#### PAGE EXTRACT:

Voltage is 3,7 Volts - 2 in series (2S) will provide 7,4 Volts which you can step down to e.g. 5 Volts for a Raspi. And they can provide a pretty high peak voltage. I mean really high. I short circuited 2 of them in my initial battery box and the wires immediately started to glow. There are some stories they will explode on short circuits but there are some test video in the net that show that they will not blow up immediately but the get really hot - really fast.

So I thought - well this is not soooo safe if you are not careful. So I learned you either can buy the 18650 as a protected variant. But they are more expensive and a bit longer so they will not fit in most battery boxes. Another option is to to build in a battery management system BMS in your setup. BMS are available on breakout boards. A BMS breakout for the 2 batteries costs around 2-3 bugs. So definitely worth it. Add an adjustable stepdown converter and you are all set.

A little story about my first BMS tests. I bought a pack of 5 wired the first up - not working. 2nd one - same not working. So I ended up with all 5 not working. I searched the net and found a guy that had the same experience with a pack of 20. So I thought that cannot be that they are all so bad. After searching a bit I learned that most of them use MOSFETs to protect I think for short circuits. MOSFETs need to be activated to work and when you disconnect them from the power source you need to reactivated them again. Common way to activate a BMS is to connect a charger. But there seems to be a little hack. I cannot explain how it exactly works but if you short the negative input and negative output of the BMS this will activate it as well. So I added a switch that will exactly do that after i switch batterys

You can find my setup in the instructions.

#### DATASET CONTENT:
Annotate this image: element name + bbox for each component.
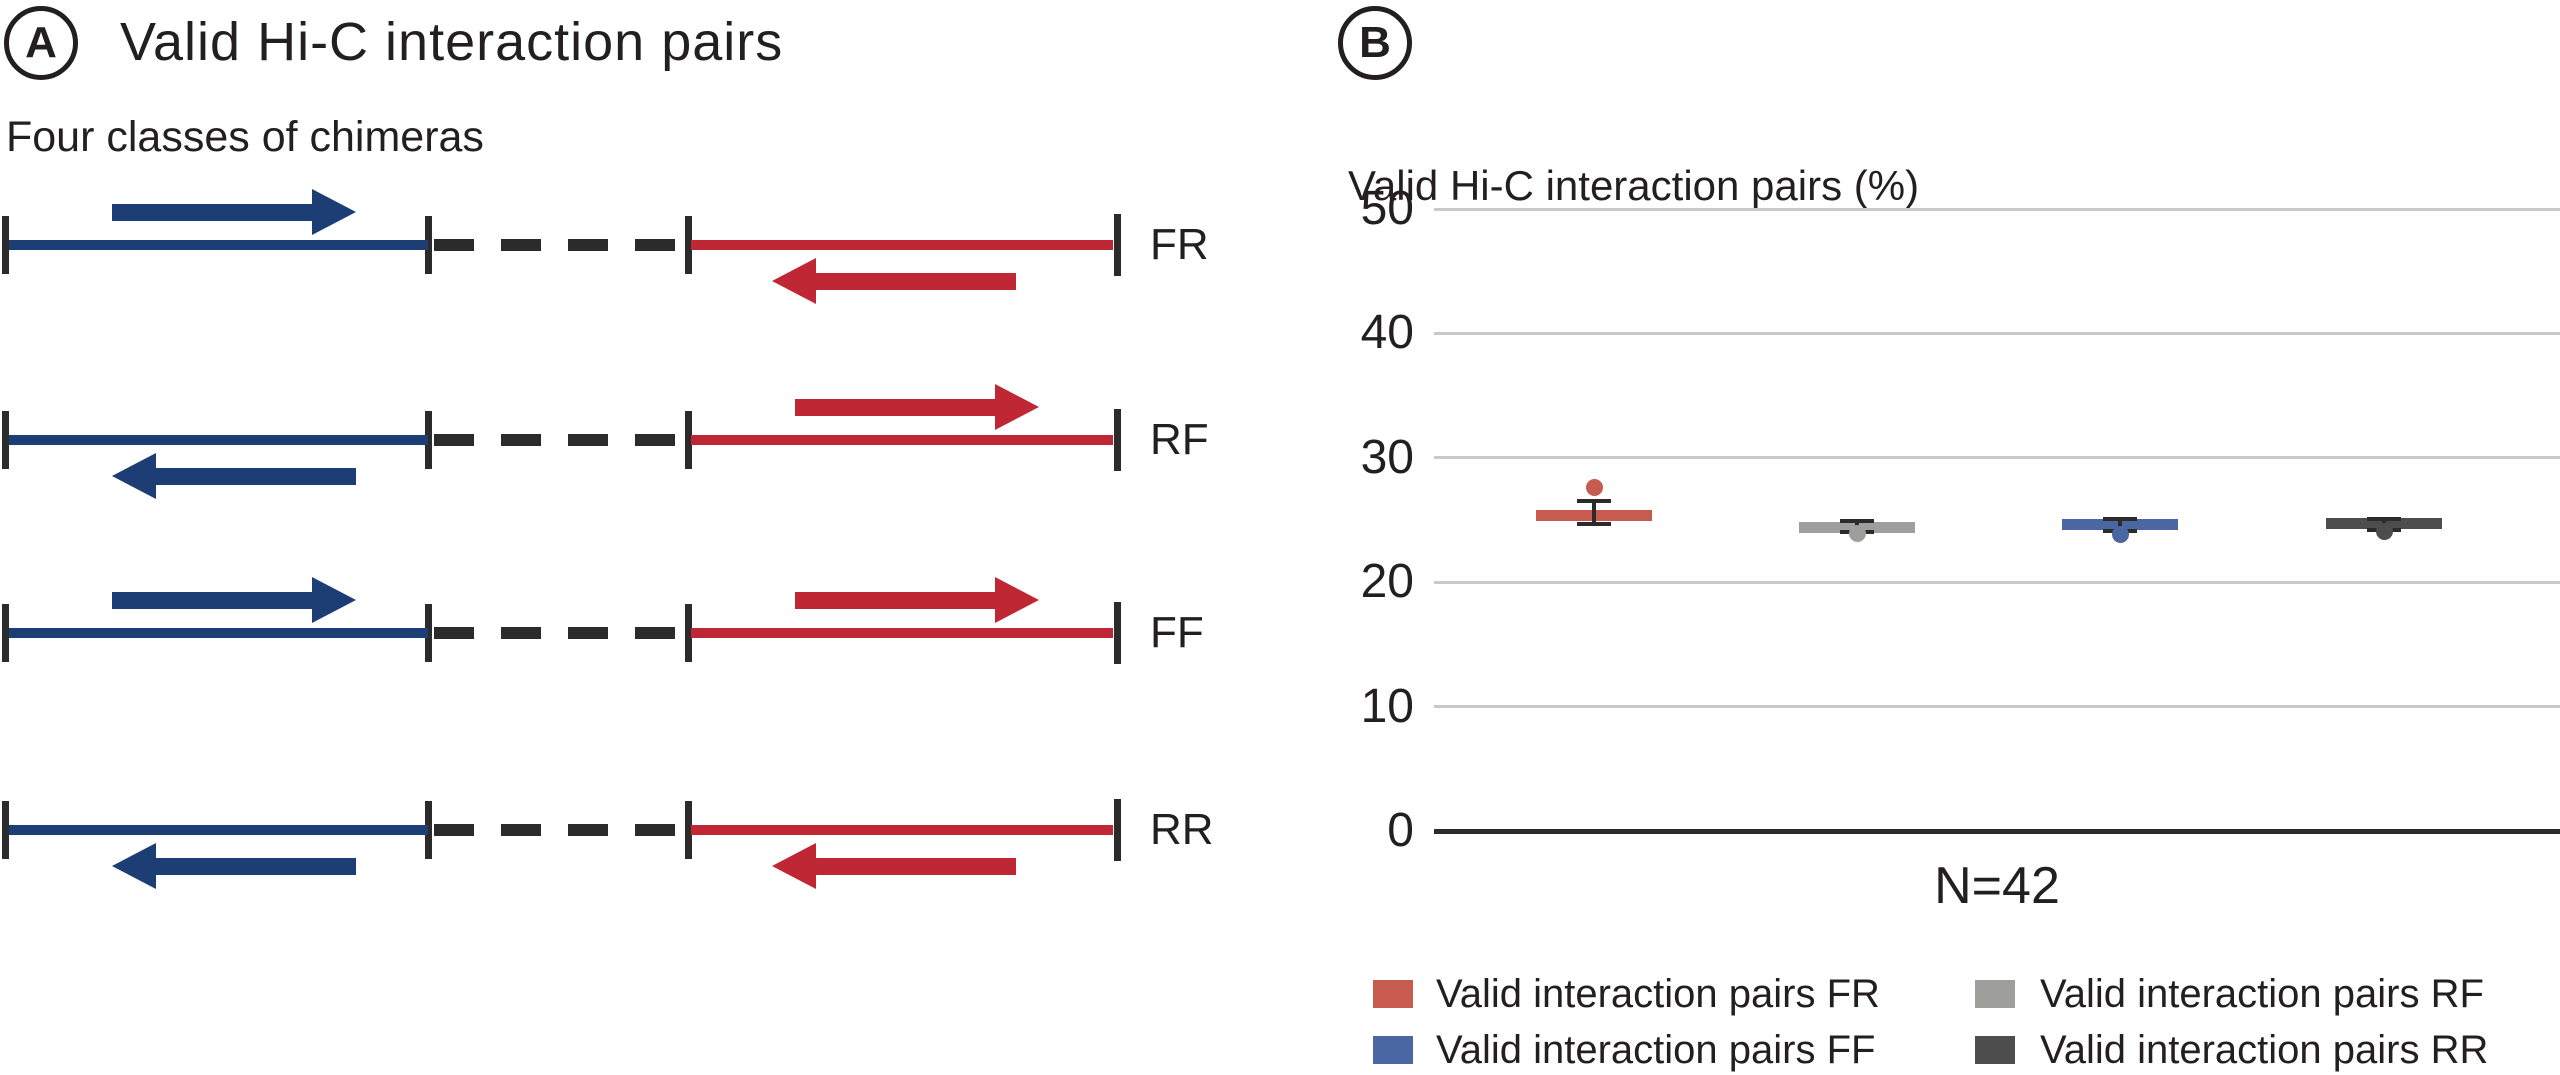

#### OBJECTIVES:
A. In the 18650 battery text, what did the writer add in order to activate the BMS after switching batteries?
B. Carry on the 18650 battery text, beginning after its final sentence.

#### ANSWER SET:
A. A switch that shorts the negative input and the negative output of the BMS.

B.
The beginning

benkster • 08/14/2025 at 15:58 • 0 comments

The journey started a couple of years ago. I was not yet into open source electronics and 3d printing but I always liked to play around and when learning some stuff by doing so - even better.

I started with a kit you can buy for a couple of bugs. In my case I randomly picked this one:

The kit included some components, some laser cut parts and had space for a Raspi 2 (back in a day... ;) ).

Assembly was straight forward. Wiring up not too demanding. Download some python code and it basically worked - if you used it out of a python shell and streamd the cam on a separate browser window.

But as soon as I wanted to add another sensor - I either had to drill a hole in the precut frame or just abandon the kit.
When I got my now old 3d printer I started printing a similar frame - with predefined points to add the new parts - which was ok but really as unflexible as before.

After some tinkering around with the printer and learning some CAD I came up with the idea to build myself a prototype carrier that should be modular and reusable.
Behold - the first design version of my modular carrier frame:

The idea is pretty straight forward. Have a predefined grid of holes (5 mm center point distance) and build little carriers to house the electronic components with some spacers on it and screw them to the grid with M3 bolts.

As an example a Grove I2C Hub on its carrier.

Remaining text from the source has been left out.